## The problem
Each entry below should be echoed exactly, with pictures omitted.

[Stored items]
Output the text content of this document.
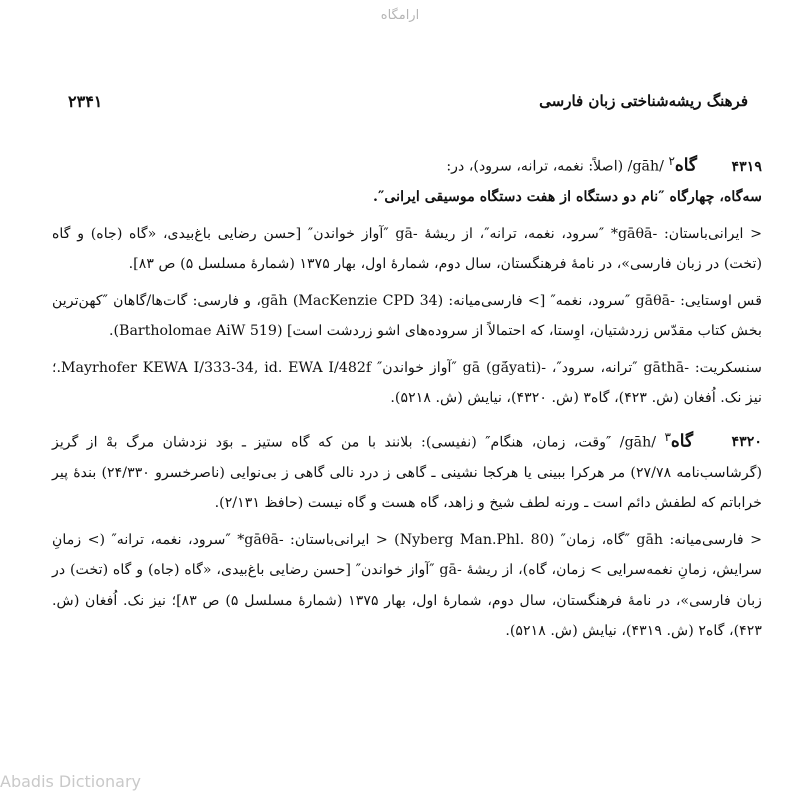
ارامگاه
فرهنگ ریشه‌شناختی زبان فارسی
۲۳۴۱
۴۳۱۹ گاه$^۲$ /gāh/ (اصلاً: نغمه، ترانه، سرود)، در:
سه‌گاه، چهارگاه ″نام دو دستگاه از هفت دستگاه موسیقی ایرانی″.
< ایرانی‌باستان: -gāθā* ″سرود، نغمه، ترانه″، از ریشهٔ -gā ″آواز خواندن″ [حسن رضایی باغ‌بیدی، «گاه (جاه) و گاه (تخت) در زبان فارسی»، در نامهٔ فرهنگستان، سال دوم، شمارهٔ اول، بهار ۱۳۷۵ (شمارهٔ مسلسل ۵) ص ۸۳].
قس اوستایی: -gāθā ″سرود، نغمه″ [> فارسی‌میانه: gāh (MacKenzie CPD 34)، و فارسی: گات‌ها/گاهان ″کهن‌ترین بخش کتاب مقدّس زردشتیان، اوِستا، که احتمالاً از سروده‌های اشو زردشت است] (Bartholomae AiW 519).
سنسکریت: -gāthā ″ترانه، سرود″، -gā (gā́yati) ″آواز خواندن″ Mayrhofer KEWA I/333-34, id. EWA I/482f.؛ نیز نک. اُفغان (ش. ۴۲۳)، گاه۳ (ش. ۴۳۲۰)، نیایش (ش. ۵۲۱۸).
۴۳۲۰ گاه$^۳$ /gāh/ ″وقت، زمان، هنگام″ (نفیسی): بلانند با من که گاه ستیز ـ بوَد نزدشان مرگ بهْ از گریز (گرشاسب‌نامه ۲۷/۷۸) مر هرکرا ببینی یا هرکجا نشینی ـ گاهی ز درد نالی گاهی ز بی‌نوایی (ناصرخسرو ۲۴/۳۳۰) بندهٔ پیر خراباتم که لطفش دائم است ـ ورنه لطف شیخ و زاهد، گاه هست و گاه نیست (حافظ ۲/۱۳۱).
< فارسی‌میانه: gāh ″گاه، زمان″ (Nyberg Man.Phl. 80) < ایرانی‌باستان: -gāθā* ″سرود، نغمه، ترانه″ (> زمانِ سرایش، زمانِ نغمه‌سرایی > زمان، گاه)، از ریشهٔ -gā ″آواز خواندن″ [حسن رضایی باغ‌بیدی، «گاه (جاه) و گاه (تخت) در زبان فارسی»، در نامهٔ فرهنگستان، سال دوم، شمارهٔ اول، بهار ۱۳۷۵ (شمارهٔ مسلسل ۵) ص ۸۳]؛ نیز نک. اُفغان (ش. ۴۲۳)، گاه۲ (ش. ۴۳۱۹)، نیایش (ش. ۵۲۱۸).
Abadis Dictionary
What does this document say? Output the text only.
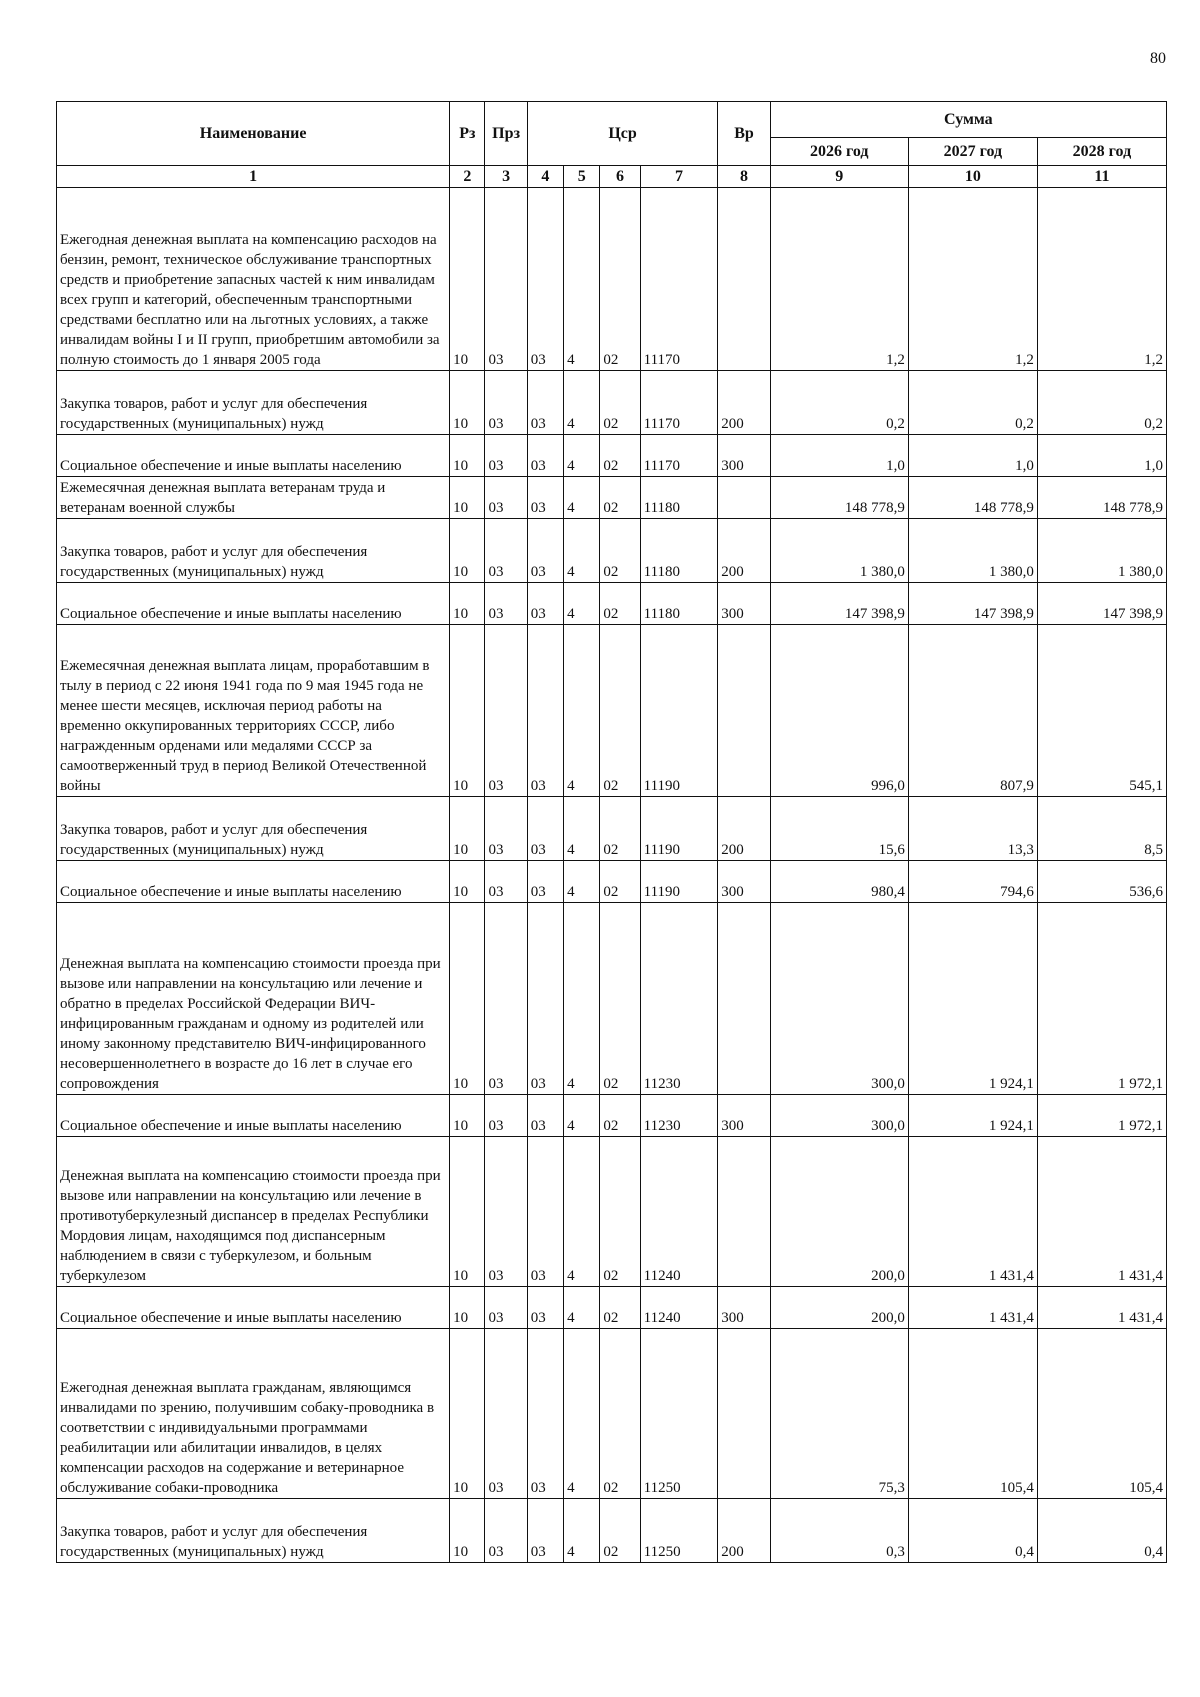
80
Наименование	Рз	Прз	Цср				Вр	Сумма		
								2026 год	2027 год	2028 год
1	2	3	4	5	6	7	8	9	10	11
Ежегодная денежная выплата на компенсацию расходов на бензин, ремонт, техническое обслуживание транспортных средств и приобретение запасных частей к ним инвалидам всех групп и категорий, обеспеченным транспортными средствами бесплатно или на льготных условиях, а также инвалидам войны I и II групп, приобретшим автомобили за полную стоимость до 1 января 2005 года	10	03	03	4	02	11170		1,2	1,2	1,2
Закупка товаров, работ и услуг для обеспечения государственных (муниципальных) нужд	10	03	03	4	02	11170	200	0,2	0,2	0,2
Социальное обеспечение и иные выплаты населению	10	03	03	4	02	11170	300	1,0	1,0	1,0
Ежемесячная денежная выплата ветеранам труда и ветеранам военной службы	10	03	03	4	02	11180		148 778,9	148 778,9	148 778,9
Закупка товаров, работ и услуг для обеспечения государственных (муниципальных) нужд	10	03	03	4	02	11180	200	1 380,0	1 380,0	1 380,0
Социальное обеспечение и иные выплаты населению	10	03	03	4	02	11180	300	147 398,9	147 398,9	147 398,9
Ежемесячная денежная выплата лицам, проработавшим в тылу в период с 22 июня 1941 года по 9 мая 1945 года не менее шести месяцев, исключая период работы на временно оккупированных территориях СССР, либо награжденным орденами или медалями СССР за самоотверженный труд в период Великой Отечественной войны	10	03	03	4	02	11190		996,0	807,9	545,1
Закупка товаров, работ и услуг для обеспечения государственных (муниципальных) нужд	10	03	03	4	02	11190	200	15,6	13,3	8,5
Социальное обеспечение и иные выплаты населению	10	03	03	4	02	11190	300	980,4	794,6	536,6
Денежная выплата на компенсацию стоимости проезда при вызове или направлении на консультацию или лечение и обратно в пределах Российской Федерации ВИЧ-инфицированным гражданам и одному из родителей или иному законному представителю ВИЧ-инфицированного несовершеннолетнего в возрасте до 16 лет в случае его сопровождения	10	03	03	4	02	11230		300,0	1 924,1	1 972,1
Социальное обеспечение и иные выплаты населению	10	03	03	4	02	11230	300	300,0	1 924,1	1 972,1
Денежная выплата на компенсацию стоимости проезда при вызове или направлении на консультацию или лечение в противотуберкулезный диспансер в пределах Республики Мордовия лицам, находящимся под диспансерным наблюдением в связи с туберкулезом, и больным туберкулезом	10	03	03	4	02	11240		200,0	1 431,4	1 431,4
Социальное обеспечение и иные выплаты населению	10	03	03	4	02	11240	300	200,0	1 431,4	1 431,4
Ежегодная денежная выплата гражданам, являющимся инвалидами по зрению, получившим собаку-проводника в соответствии с индивидуальными программами реабилитации или абилитации инвалидов, в целях компенсации расходов на содержание и ветеринарное обслуживание собаки-проводника	10	03	03	4	02	11250		75,3	105,4	105,4
Закупка товаров, работ и услуг для обеспечения государственных (муниципальных) нужд	10	03	03	4	02	11250	200	0,3	0,4	0,4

## Written reply
Output the text content of this document.
ارامگاه
فرهنگ ریشه‌شناختی زبان فارسی
۲۳۴۱
۴۳۱۹ گاه$^۲$ /gāh/ (اصلاً: نغمه، ترانه، سرود)، در:
سه‌گاه، چهارگاه ″نام دو دستگاه از هفت دستگاه موسیقی ایرانی″.
< ایرانی‌باستان: -gāθā* ″سرود، نغمه، ترانه″، از ریشهٔ -gā ″آواز خواندن″ [حسن رضایی باغ‌بیدی، «گاه (جاه) و گاه (تخت) در زبان فارسی»، در نامهٔ فرهنگستان، سال دوم، شمارهٔ اول، بهار ۱۳۷۵ (شمارهٔ مسلسل ۵) ص ۸۳].
قس اوستایی: -gāθā ″سرود، نغمه″ [> فارسی‌میانه: gāh (MacKenzie CPD 34)، و فارسی: گات‌ها/گاهان ″کهن‌ترین بخش کتاب مقدّس زردشتیان، اوِستا، که احتمالاً از سروده‌های اشو زردشت است] (Bartholomae AiW 519).
سنسکریت: -gāthā ″ترانه، سرود″، -gā (gā́yati) ″آواز خواندن″ Mayrhofer KEWA I/333-34, id. EWA I/482f.؛ نیز نک. اُفغان (ش. ۴۲۳)، گاه۳ (ش. ۴۳۲۰)، نیایش (ش. ۵۲۱۸).
۴۳۲۰ گاه$^۳$ /gāh/ ″وقت، زمان، هنگام″ (نفیسی): بلانند با من که گاه ستیز ـ بوَد نزدشان مرگ بهْ از گریز (گرشاسب‌نامه ۲۷/۷۸) مر هرکرا ببینی یا هرکجا نشینی ـ گاهی ز درد نالی گاهی ز بی‌نوایی (ناصرخسرو ۲۴/۳۳۰) بندهٔ پیر خراباتم که لطفش دائم است ـ ورنه لطف شیخ و زاهد، گاه هست و گاه نیست (حافظ ۲/۱۳۱).
< فارسی‌میانه: gāh ″گاه، زمان″ (Nyberg Man.Phl. 80) < ایرانی‌باستان: -gāθā* ″سرود، نغمه، ترانه″ (> زمانِ سرایش، زمانِ نغمه‌سرایی > زمان، گاه)، از ریشهٔ -gā ″آواز خواندن″ [حسن رضایی باغ‌بیدی، «گاه (جاه) و گاه (تخت) در زبان فارسی»، در نامهٔ فرهنگستان، سال دوم، شمارهٔ اول، بهار ۱۳۷۵ (شمارهٔ مسلسل ۵) ص ۸۳]؛ نیز نک. اُفغان (ش. ۴۲۳)، گاه۲ (ش. ۴۳۱۹)، نیایش (ش. ۵۲۱۸).
Abadis Dictionary
What does this document say? Output the text only.
80
Наименование	Рз	Прз	Цср				Вр	Сумма		
								2026 год	2027 год	2028 год
1	2	3	4	5	6	7	8	9	10	11
Ежегодная денежная выплата на компенсацию расходов на бензин, ремонт, техническое обслуживание транспортных средств и приобретение запасных частей к ним инвалидам всех групп и категорий, обеспеченным транспортными средствами бесплатно или на льготных условиях, а также инвалидам войны I и II групп, приобретшим автомобили за полную стоимость до 1 января 2005 года	10	03	03	4	02	11170		1,2	1,2	1,2
Закупка товаров, работ и услуг для обеспечения государственных (муниципальных) нужд	10	03	03	4	02	11170	200	0,2	0,2	0,2
Социальное обеспечение и иные выплаты населению	10	03	03	4	02	11170	300	1,0	1,0	1,0
Ежемесячная денежная выплата ветеранам труда и ветеранам военной службы	10	03	03	4	02	11180		148 778,9	148 778,9	148 778,9
Закупка товаров, работ и услуг для обеспечения государственных (муниципальных) нужд	10	03	03	4	02	11180	200	1 380,0	1 380,0	1 380,0
Социальное обеспечение и иные выплаты населению	10	03	03	4	02	11180	300	147 398,9	147 398,9	147 398,9
Ежемесячная денежная выплата лицам, проработавшим в тылу в период с 22 июня 1941 года по 9 мая 1945 года не менее шести месяцев, исключая период работы на временно оккупированных территориях СССР, либо награжденным орденами или медалями СССР за самоотверженный труд в период Великой Отечественной войны	10	03	03	4	02	11190		996,0	807,9	545,1
Закупка товаров, работ и услуг для обеспечения государственных (муниципальных) нужд	10	03	03	4	02	11190	200	15,6	13,3	8,5
Социальное обеспечение и иные выплаты населению	10	03	03	4	02	11190	300	980,4	794,6	536,6
Денежная выплата на компенсацию стоимости проезда при вызове или направлении на консультацию или лечение и обратно в пределах Российской Федерации ВИЧ-инфицированным гражданам и одному из родителей или иному законному представителю ВИЧ-инфицированного несовершеннолетнего в возрасте до 16 лет в случае его сопровождения	10	03	03	4	02	11230		300,0	1 924,1	1 972,1
Социальное обеспечение и иные выплаты населению	10	03	03	4	02	11230	300	300,0	1 924,1	1 972,1
Денежная выплата на компенсацию стоимости проезда при вызове или направлении на консультацию или лечение в противотуберкулезный диспансер в пределах Республики Мордовия лицам, находящимся под диспансерным наблюдением в связи с туберкулезом, и больным туберкулезом	10	03	03	4	02	11240		200,0	1 431,4	1 431,4
Социальное обеспечение и иные выплаты населению	10	03	03	4	02	11240	300	200,0	1 431,4	1 431,4
Ежегодная денежная выплата гражданам, являющимся инвалидами по зрению, получившим собаку-проводника в соответствии с индивидуальными программами реабилитации или абилитации инвалидов, в целях компенсации расходов на содержание и ветеринарное обслуживание собаки-проводника	10	03	03	4	02	11250		75,3	105,4	105,4
Закупка товаров, работ и услуг для обеспечения государственных (муниципальных) нужд	10	03	03	4	02	11250	200	0,3	0,4	0,4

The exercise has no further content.